Work to complete:
Repeat all the records exactly, omitting pictures.
-- Begin --
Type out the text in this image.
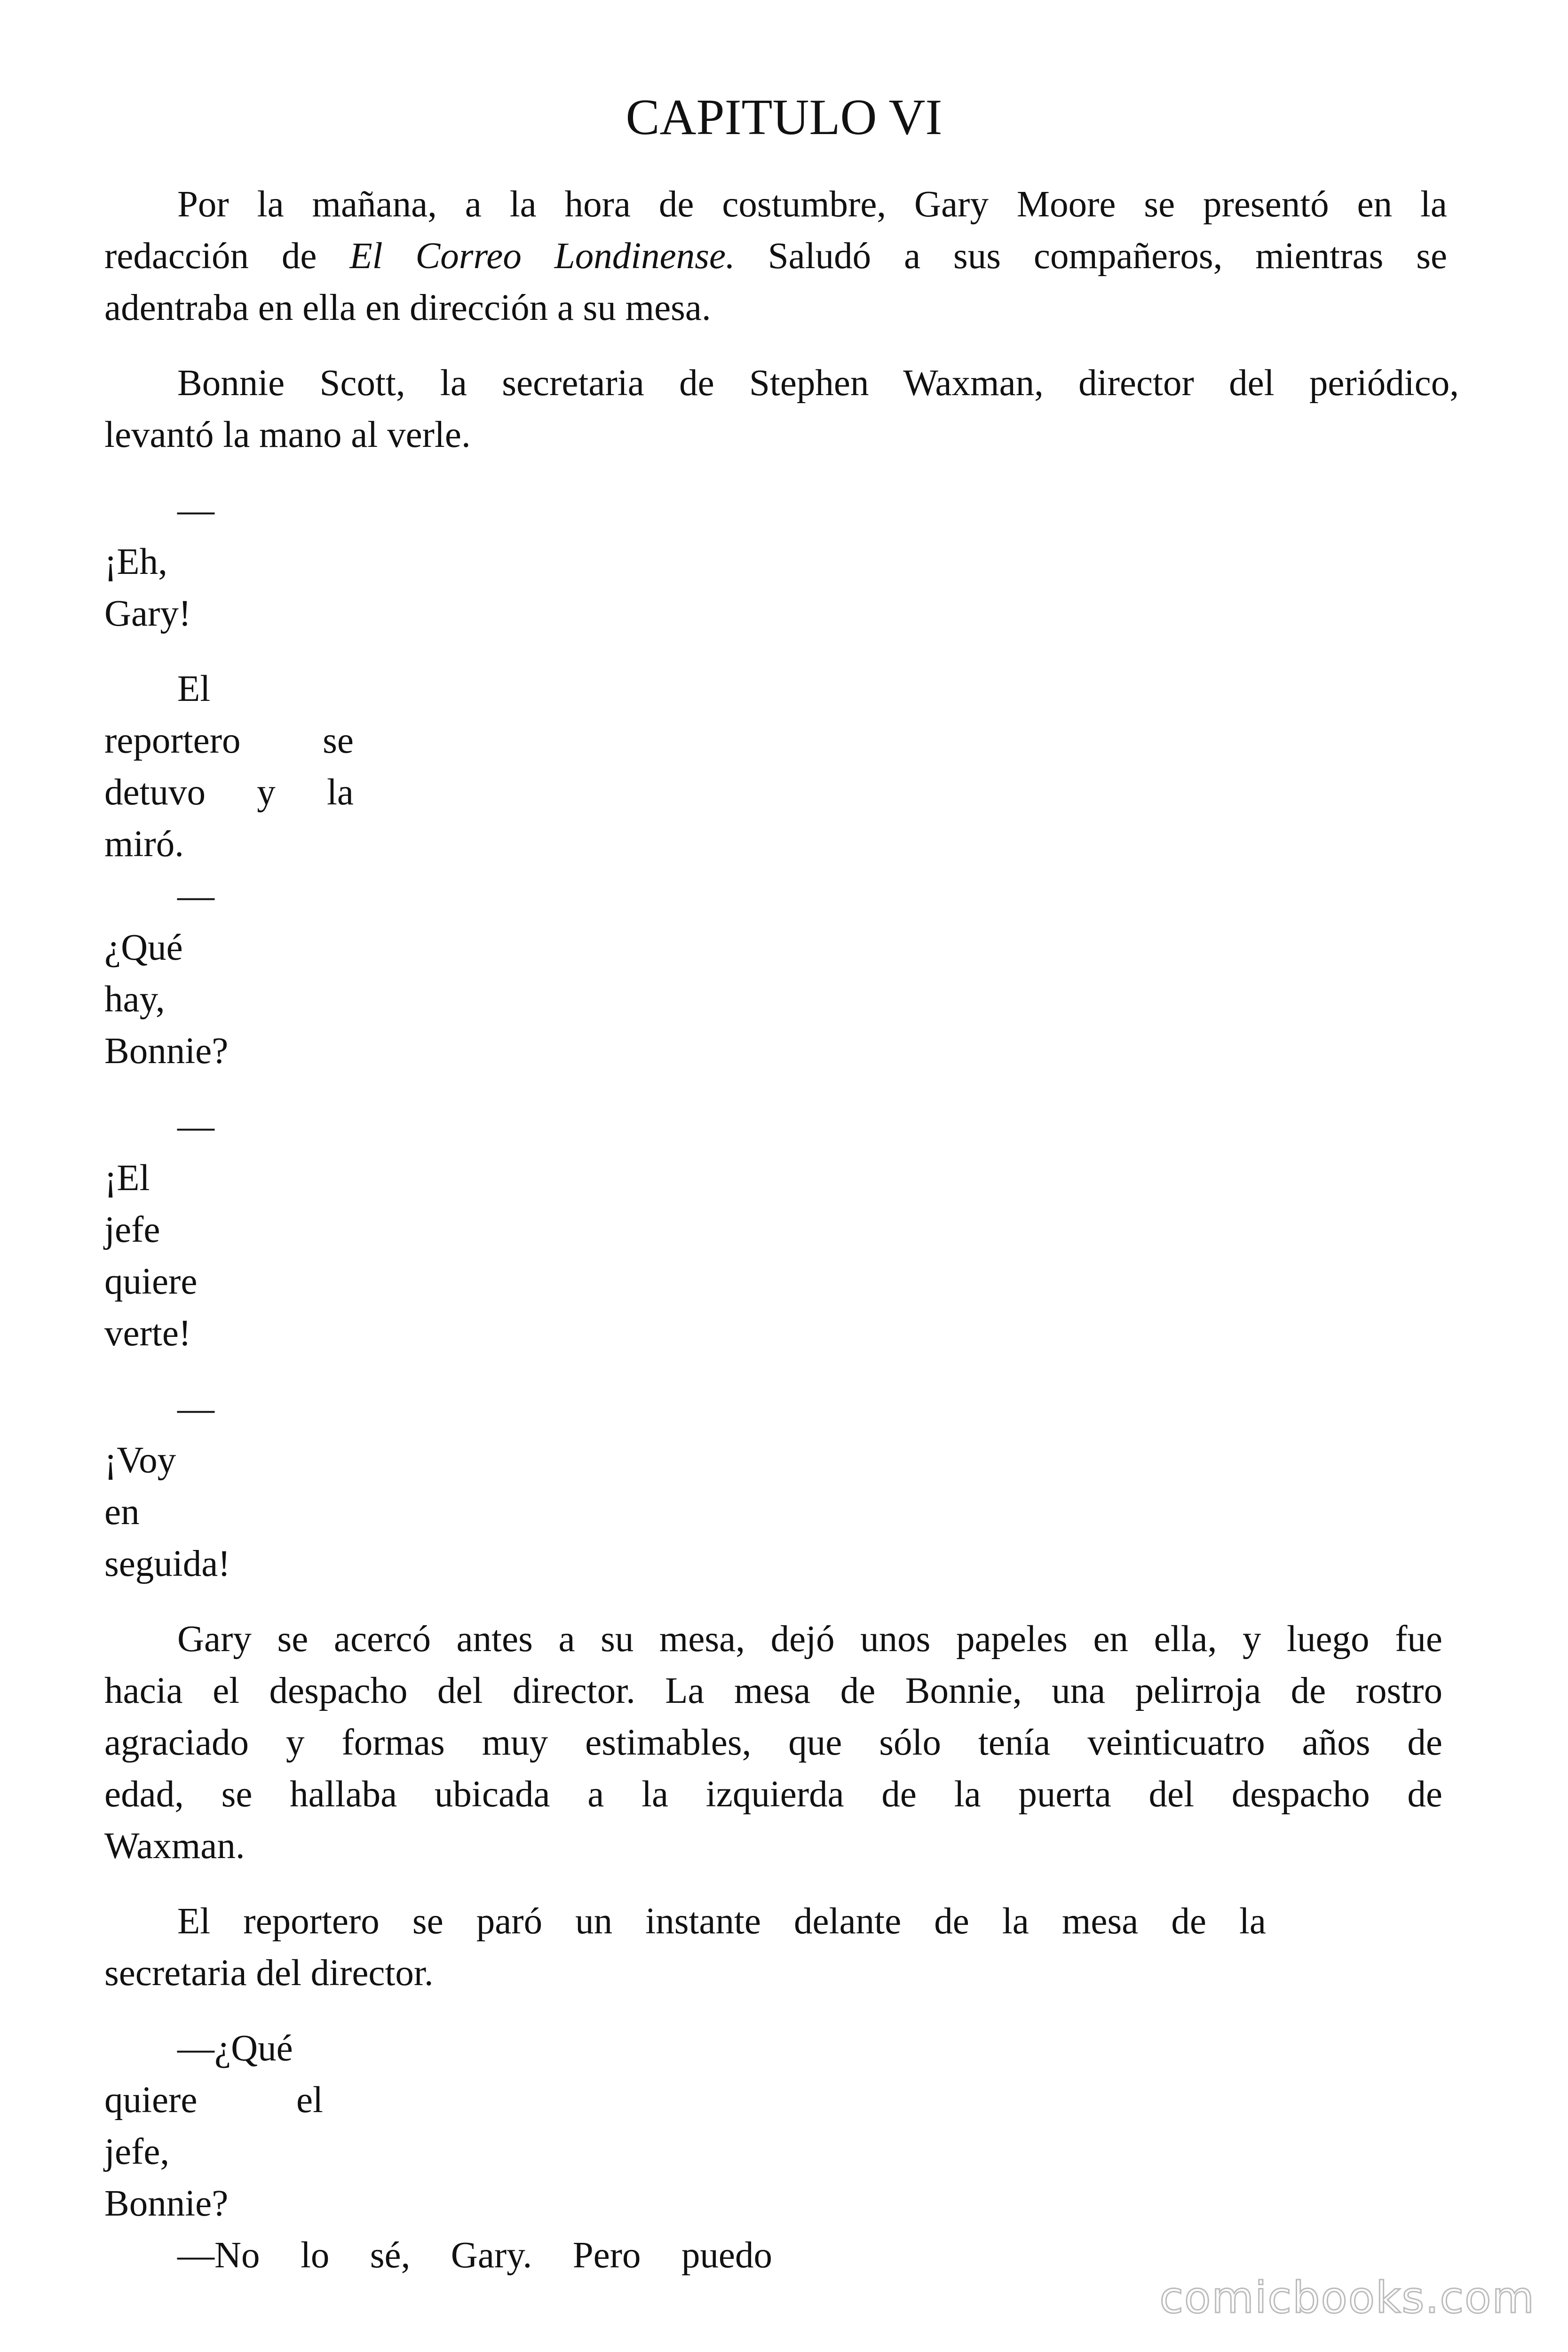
CAPITULO VI
Por la mañana, a la hora de costumbre, Gary Moore se presentó en la
redacción de El Correo Londinense. Saludó a sus compañeros, mientras se
adentraba en ella en dirección a su mesa.
Bonnie Scott, la secretaria de Stephen Waxman, director del periódico,
levantó la mano al verle.
—
¡Eh,
Gary!
El
reportero se
detuvo y la
miró.
—
¿Qué
hay,
Bonnie?
—
¡El
jefe
quiere
verte!
—
¡Voy
en
seguida!
Gary se acercó antes a su mesa, dejó unos papeles en ella, y luego fue
hacia el despacho del director. La mesa de Bonnie, una pelirroja de rostro
agraciado y formas muy estimables, que sólo tenía veinticuatro años de
edad, se hallaba ubicada a la izquierda de la puerta del despacho de
Waxman.
El reportero se paró un instante delante de la mesa de la
secretaria del director.
—¿Qué
quiere el
jefe,
Bonnie?
—No lo sé, Gary. Pero puedo
comicbooks.com
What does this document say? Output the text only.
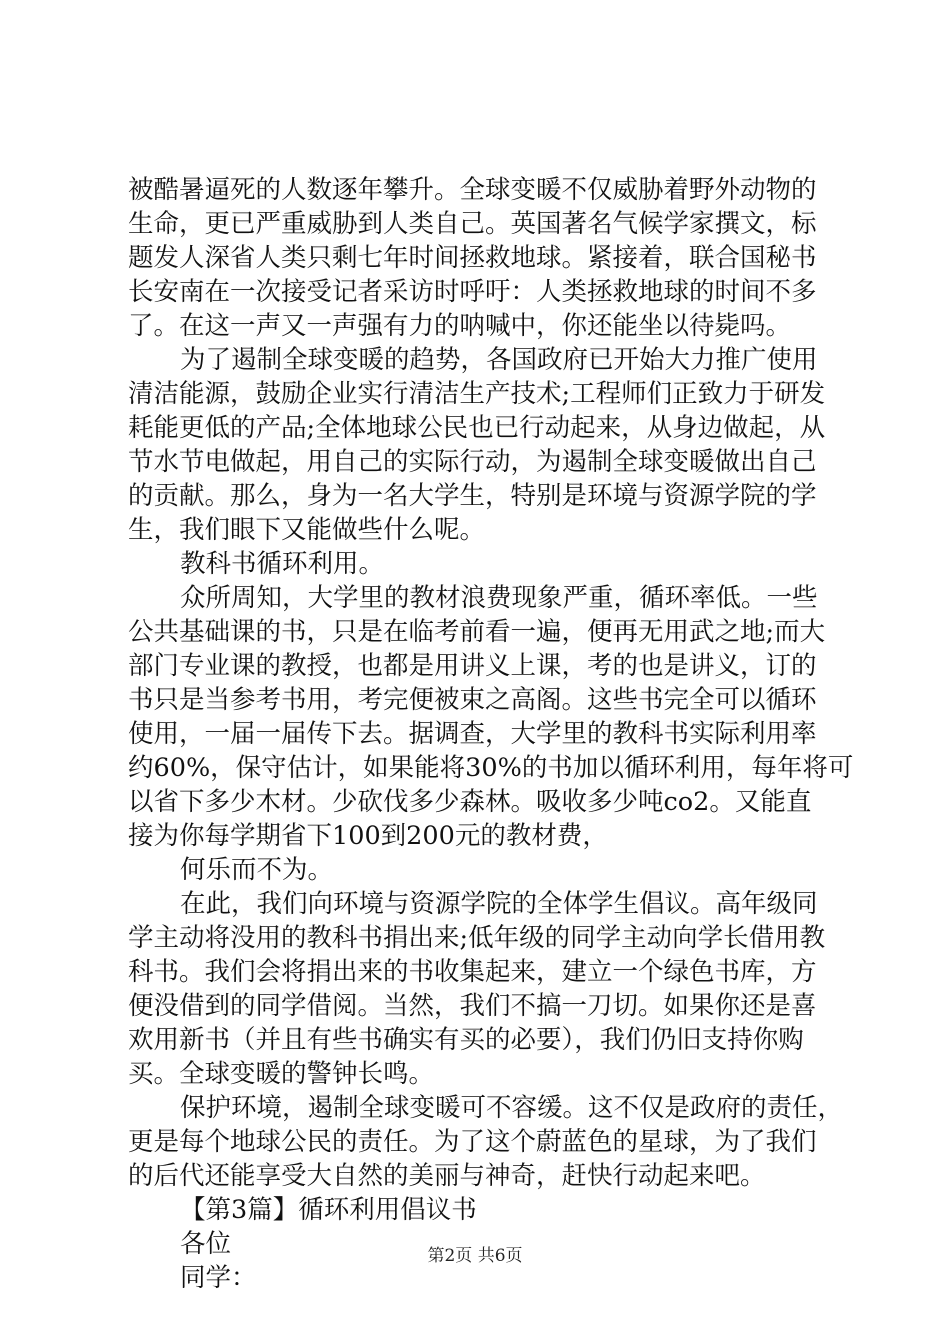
被酷暑逼死的人数逐年攀升。全球变暖不仅威胁着野外动物的
生命，更已严重威胁到人类自己。英国著名气候学家撰文，标
题发人深省人类只剩七年时间拯救地球。紧接着，联合国秘书
长安南在一次接受记者采访时呼吁：人类拯救地球的时间不多
了。在这一声又一声强有力的呐喊中，你还能坐以待毙吗。
为了遏制全球变暖的趋势，各国政府已开始大力推广使用
清洁能源，鼓励企业实行清洁生产技术;工程师们正致力于研发
耗能更低的产品;全体地球公民也已行动起来，从身边做起，从
节水节电做起，用自己的实际行动，为遏制全球变暖做出自己
的贡献。那么，身为一名大学生，特别是环境与资源学院的学
生，我们眼下又能做些什么呢。
教科书循环利用。
众所周知，大学里的教材浪费现象严重，循环率低。一些
公共基础课的书，只是在临考前看一遍，便再无用武之地;而大
部门专业课的教授，也都是用讲义上课，考的也是讲义，订的
书只是当参考书用，考完便被束之高阁。这些书完全可以循环
使用，一届一届传下去。据调查，大学里的教科书实际利用率
约60%，保守估计，如果能将30%的书加以循环利用，每年将可
以省下多少木材。少砍伐多少森林。吸收多少吨co2。又能直
接为你每学期省下100到200元的教材费，
何乐而不为。
在此，我们向环境与资源学院的全体学生倡议。高年级同
学主动将没用的教科书捐出来;低年级的同学主动向学长借用教
科书。我们会将捐出来的书收集起来，建立一个绿色书库，方
便没借到的同学借阅。当然，我们不搞一刀切。如果你还是喜
欢用新书（并且有些书确实有买的必要），我们仍旧支持你购
买。全球变暖的警钟长鸣。
保护环境，遏制全球变暖可不容缓。这不仅是政府的责任，
更是每个地球公民的责任。为了这个蔚蓝色的星球，为了我们
的后代还能享受大自然的美丽与神奇，赶快行动起来吧。
【第3篇】循环利用倡议书
各位
同学：
第2页 共6页
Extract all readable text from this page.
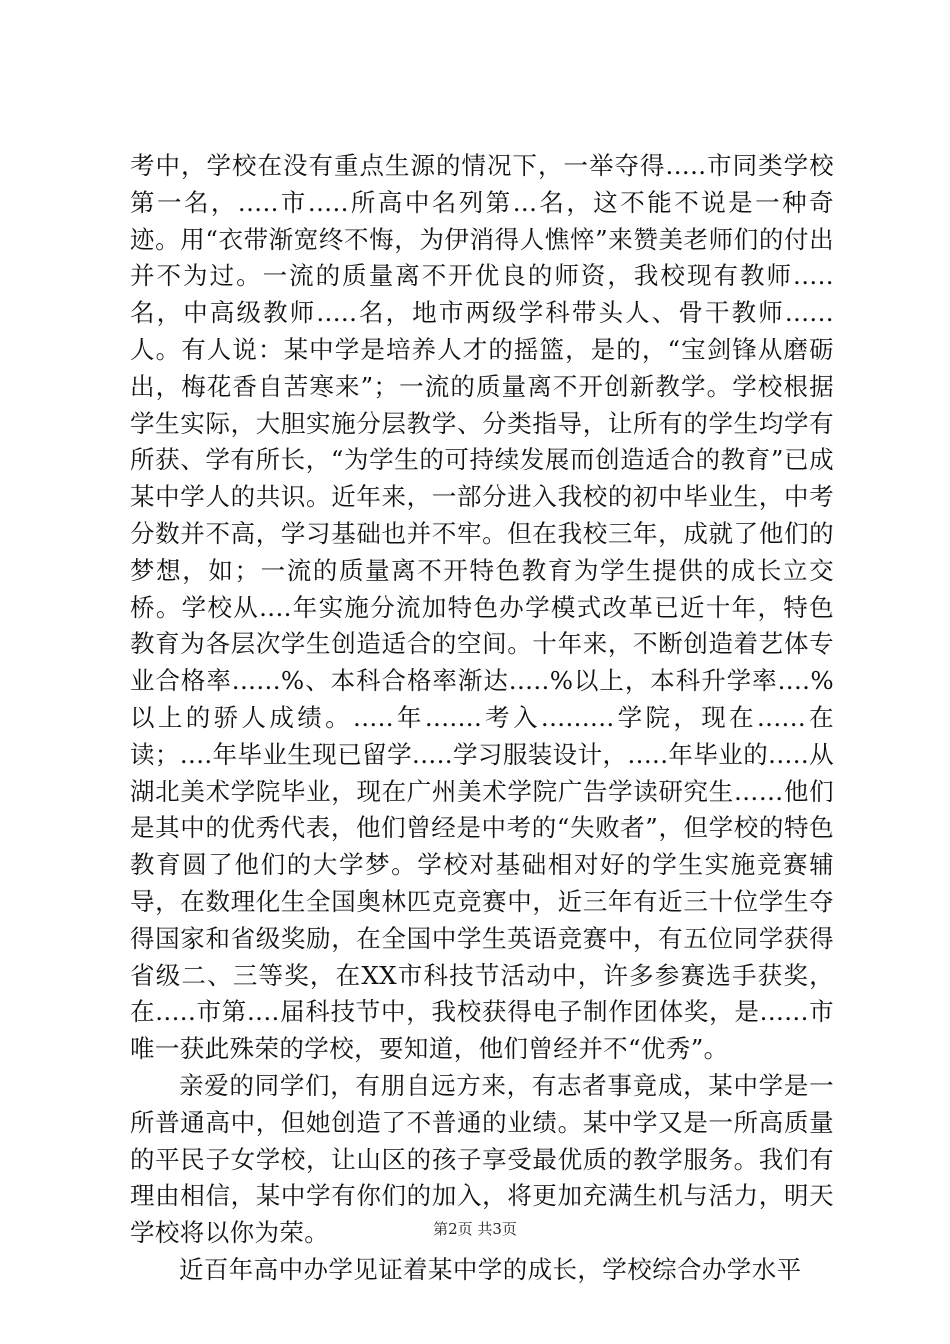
考中，学校在没有重点生源的情况下，一举夺得.....市同类学校第一名，.....市.....所高中名列第...名，这不能不说是一种奇迹。用“衣带渐宽终不悔，为伊消得人憔悴”来赞美老师们的付出并不为过。一流的质量离不开优良的师资，我校现有教师.....名，中高级教师.....名，地市两级学科带头人、骨干教师......人。有人说：某中学是培养人才的摇篮，是的，“宝剑锋从磨砺出，梅花香自苦寒来”；一流的质量离不开创新教学。学校根据学生实际，大胆实施分层教学、分类指导，让所有的学生均学有所获、学有所长，“为学生的可持续发展而创造适合的教育”已成某中学人的共识。近年来，一部分进入我校的初中毕业生，中考分数并不高，学习基础也并不牢。但在我校三年，成就了他们的梦想，如；一流的质量离不开特色教育为学生提供的成长立交桥。学校从....年实施分流加特色办学模式改革已近十年，特色教育为各层次学生创造适合的空间。十年来，不断创造着艺体专业合格率......%、本科合格率渐达.....%以上，本科升学率....%以上的骄人成绩。.....年.......考入.........学院，现在......在读；....年毕业生现已留学.....学习服装设计，.....年毕业的.....从湖北美术学院毕业，现在广州美术学院广告学读研究生……他们是其中的优秀代表，他们曾经是中考的“失败者”，但学校的特色教育圆了他们的大学梦。学校对基础相对好的学生实施竞赛辅导，在数理化生全国奥林匹克竞赛中，近三年有近三十位学生夺得国家和省级奖励，在全国中学生英语竞赛中，有五位同学获得省级二、三等奖，在XX市科技节活动中，许多参赛选手获奖，在.....市第....届科技节中，我校获得电子制作团体奖，是......市唯一获此殊荣的学校，要知道，他们曾经并不“优秀”。

亲爱的同学们，有朋自远方来，有志者事竟成，某中学是一所普通高中，但她创造了不普通的业绩。某中学又是一所高质量的平民子女学校，让山区的孩子享受最优质的教学服务。我们有理由相信，某中学有你们的加入，将更加充满生机与活力，明天学校将以你为荣。

近百年高中办学见证着某中学的成长，学校综合办学水平

第2页 共3页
-- End --
Right answer:
Type out the text in this image.
CAPITULO VI
Por la mañana, a la hora de costumbre, Gary Moore se presentó en la
redacción de El Correo Londinense. Saludó a sus compañeros, mientras se
adentraba en ella en dirección a su mesa.
Bonnie Scott, la secretaria de Stephen Waxman, director del periódico,
levantó la mano al verle.
—
¡Eh,
Gary!
El
reportero se
detuvo y la
miró.
—
¿Qué
hay,
Bonnie?
—
¡El
jefe
quiere
verte!
—
¡Voy
en
seguida!
Gary se acercó antes a su mesa, dejó unos papeles en ella, y luego fue
hacia el despacho del director. La mesa de Bonnie, una pelirroja de rostro
agraciado y formas muy estimables, que sólo tenía veinticuatro años de
edad, se hallaba ubicada a la izquierda de la puerta del despacho de
Waxman.
El reportero se paró un instante delante de la mesa de la
secretaria del director.
—¿Qué
quiere el
jefe,
Bonnie?
—No lo sé, Gary. Pero puedo
comicbooks.com
What does this document say? Output the text only.
被酷暑逼死的人数逐年攀升。全球变暖不仅威胁着野外动物的
生命，更已严重威胁到人类自己。英国著名气候学家撰文，标
题发人深省人类只剩七年时间拯救地球。紧接着，联合国秘书
长安南在一次接受记者采访时呼吁：人类拯救地球的时间不多
了。在这一声又一声强有力的呐喊中，你还能坐以待毙吗。
为了遏制全球变暖的趋势，各国政府已开始大力推广使用
清洁能源，鼓励企业实行清洁生产技术;工程师们正致力于研发
耗能更低的产品;全体地球公民也已行动起来，从身边做起，从
节水节电做起，用自己的实际行动，为遏制全球变暖做出自己
的贡献。那么，身为一名大学生，特别是环境与资源学院的学
生，我们眼下又能做些什么呢。
教科书循环利用。
众所周知，大学里的教材浪费现象严重，循环率低。一些
公共基础课的书，只是在临考前看一遍，便再无用武之地;而大
部门专业课的教授，也都是用讲义上课，考的也是讲义，订的
书只是当参考书用，考完便被束之高阁。这些书完全可以循环
使用，一届一届传下去。据调查，大学里的教科书实际利用率
约60%，保守估计，如果能将30%的书加以循环利用，每年将可
以省下多少木材。少砍伐多少森林。吸收多少吨co2。又能直
接为你每学期省下100到200元的教材费，
何乐而不为。
在此，我们向环境与资源学院的全体学生倡议。高年级同
学主动将没用的教科书捐出来;低年级的同学主动向学长借用教
科书。我们会将捐出来的书收集起来，建立一个绿色书库，方
便没借到的同学借阅。当然，我们不搞一刀切。如果你还是喜
欢用新书（并且有些书确实有买的必要），我们仍旧支持你购
买。全球变暖的警钟长鸣。
保护环境，遏制全球变暖可不容缓。这不仅是政府的责任，
更是每个地球公民的责任。为了这个蔚蓝色的星球，为了我们
的后代还能享受大自然的美丽与神奇，赶快行动起来吧。
【第3篇】循环利用倡议书
各位
同学：
第2页 共6页
Extract all readable text from this page.
考中，学校在没有重点生源的情况下，一举夺得.....市同类学校第一名，.....市.....所高中名列第...名，这不能不说是一种奇迹。用“衣带渐宽终不悔，为伊消得人憔悴”来赞美老师们的付出并不为过。一流的质量离不开优良的师资，我校现有教师.....名，中高级教师.....名，地市两级学科带头人、骨干教师......人。有人说：某中学是培养人才的摇篮，是的，“宝剑锋从磨砺出，梅花香自苦寒来”；一流的质量离不开创新教学。学校根据学生实际，大胆实施分层教学、分类指导，让所有的学生均学有所获、学有所长，“为学生的可持续发展而创造适合的教育”已成某中学人的共识。近年来，一部分进入我校的初中毕业生，中考分数并不高，学习基础也并不牢。但在我校三年，成就了他们的梦想，如；一流的质量离不开特色教育为学生提供的成长立交桥。学校从....年实施分流加特色办学模式改革已近十年，特色教育为各层次学生创造适合的空间。十年来，不断创造着艺体专业合格率......%、本科合格率渐达.....%以上，本科升学率....%以上的骄人成绩。.....年.......考入.........学院，现在......在读；....年毕业生现已留学.....学习服装设计，.....年毕业的.....从湖北美术学院毕业，现在广州美术学院广告学读研究生……他们是其中的优秀代表，他们曾经是中考的“失败者”，但学校的特色教育圆了他们的大学梦。学校对基础相对好的学生实施竞赛辅导，在数理化生全国奥林匹克竞赛中，近三年有近三十位学生夺得国家和省级奖励，在全国中学生英语竞赛中，有五位同学获得省级二、三等奖，在XX市科技节活动中，许多参赛选手获奖，在.....市第....届科技节中，我校获得电子制作团体奖，是......市唯一获此殊荣的学校，要知道，他们曾经并不“优秀”。

亲爱的同学们，有朋自远方来，有志者事竟成，某中学是一所普通高中，但她创造了不普通的业绩。某中学又是一所高质量的平民子女学校，让山区的孩子享受最优质的教学服务。我们有理由相信，某中学有你们的加入，将更加充满生机与活力，明天学校将以你为荣。

近百年高中办学见证着某中学的成长，学校综合办学水平

第2页 共3页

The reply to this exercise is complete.